- [WRITTEN PROBLEM]: Gather each line containing the string "capacity" from these entries.

- [DATA SECTION]:
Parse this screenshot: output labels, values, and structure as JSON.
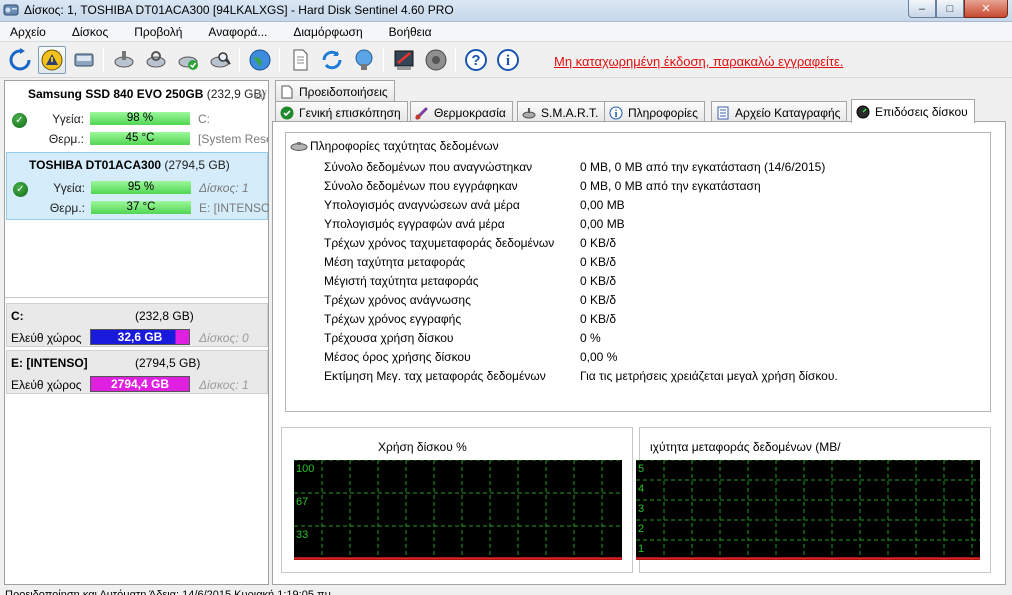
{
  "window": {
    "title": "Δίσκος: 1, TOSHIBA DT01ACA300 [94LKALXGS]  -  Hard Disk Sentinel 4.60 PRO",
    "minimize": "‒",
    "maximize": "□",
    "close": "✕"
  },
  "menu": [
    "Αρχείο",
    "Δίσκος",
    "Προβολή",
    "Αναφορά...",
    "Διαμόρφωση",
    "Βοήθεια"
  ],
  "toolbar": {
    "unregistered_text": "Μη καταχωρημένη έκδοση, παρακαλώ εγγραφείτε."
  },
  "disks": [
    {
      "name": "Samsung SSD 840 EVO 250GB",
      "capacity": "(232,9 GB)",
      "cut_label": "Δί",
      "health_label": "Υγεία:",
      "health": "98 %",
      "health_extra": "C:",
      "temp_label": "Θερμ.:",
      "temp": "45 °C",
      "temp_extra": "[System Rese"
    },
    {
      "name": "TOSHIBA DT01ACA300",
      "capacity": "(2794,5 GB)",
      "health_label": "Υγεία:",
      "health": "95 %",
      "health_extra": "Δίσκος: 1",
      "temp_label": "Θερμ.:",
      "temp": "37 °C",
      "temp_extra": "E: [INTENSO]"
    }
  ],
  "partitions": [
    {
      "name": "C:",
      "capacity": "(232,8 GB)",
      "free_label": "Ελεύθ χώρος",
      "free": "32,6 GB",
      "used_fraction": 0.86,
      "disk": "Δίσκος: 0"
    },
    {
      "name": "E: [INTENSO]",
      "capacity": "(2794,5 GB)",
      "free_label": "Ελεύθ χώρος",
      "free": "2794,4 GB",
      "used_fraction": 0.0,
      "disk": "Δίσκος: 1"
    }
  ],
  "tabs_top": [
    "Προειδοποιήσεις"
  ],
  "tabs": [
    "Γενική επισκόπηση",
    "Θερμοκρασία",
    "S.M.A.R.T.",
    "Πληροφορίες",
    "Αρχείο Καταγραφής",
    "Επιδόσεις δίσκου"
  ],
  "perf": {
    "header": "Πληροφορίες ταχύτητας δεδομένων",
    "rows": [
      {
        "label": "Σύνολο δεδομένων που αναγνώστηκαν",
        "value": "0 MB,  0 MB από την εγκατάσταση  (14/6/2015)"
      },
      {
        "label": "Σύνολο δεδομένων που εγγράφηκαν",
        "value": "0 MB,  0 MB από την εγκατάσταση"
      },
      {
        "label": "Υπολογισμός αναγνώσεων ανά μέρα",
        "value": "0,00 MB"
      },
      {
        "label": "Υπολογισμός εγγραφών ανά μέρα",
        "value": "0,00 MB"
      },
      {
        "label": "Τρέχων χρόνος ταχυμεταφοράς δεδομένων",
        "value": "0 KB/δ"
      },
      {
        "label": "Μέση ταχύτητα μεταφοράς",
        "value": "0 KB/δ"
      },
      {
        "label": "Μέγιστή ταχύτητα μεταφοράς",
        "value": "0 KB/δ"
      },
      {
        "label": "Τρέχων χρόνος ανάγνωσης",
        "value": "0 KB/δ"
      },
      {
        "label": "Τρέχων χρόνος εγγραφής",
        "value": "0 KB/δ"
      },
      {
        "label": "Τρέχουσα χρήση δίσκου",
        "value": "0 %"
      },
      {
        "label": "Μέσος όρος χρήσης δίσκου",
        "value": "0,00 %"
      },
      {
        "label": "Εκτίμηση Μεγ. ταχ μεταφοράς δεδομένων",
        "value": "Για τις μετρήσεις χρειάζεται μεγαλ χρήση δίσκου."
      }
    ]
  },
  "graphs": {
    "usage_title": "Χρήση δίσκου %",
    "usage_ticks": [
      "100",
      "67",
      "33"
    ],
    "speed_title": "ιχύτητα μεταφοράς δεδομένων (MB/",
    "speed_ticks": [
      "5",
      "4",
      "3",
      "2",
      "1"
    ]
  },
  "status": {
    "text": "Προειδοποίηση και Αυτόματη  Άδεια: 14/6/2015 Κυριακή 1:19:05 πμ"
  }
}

- [FINAL ANSWER]:
      "capacity": "(232,9 GB)",
      "capacity": "(2794,5 GB)",
      "capacity": "(232,8 GB)",
      "capacity": "(2794,5 GB)",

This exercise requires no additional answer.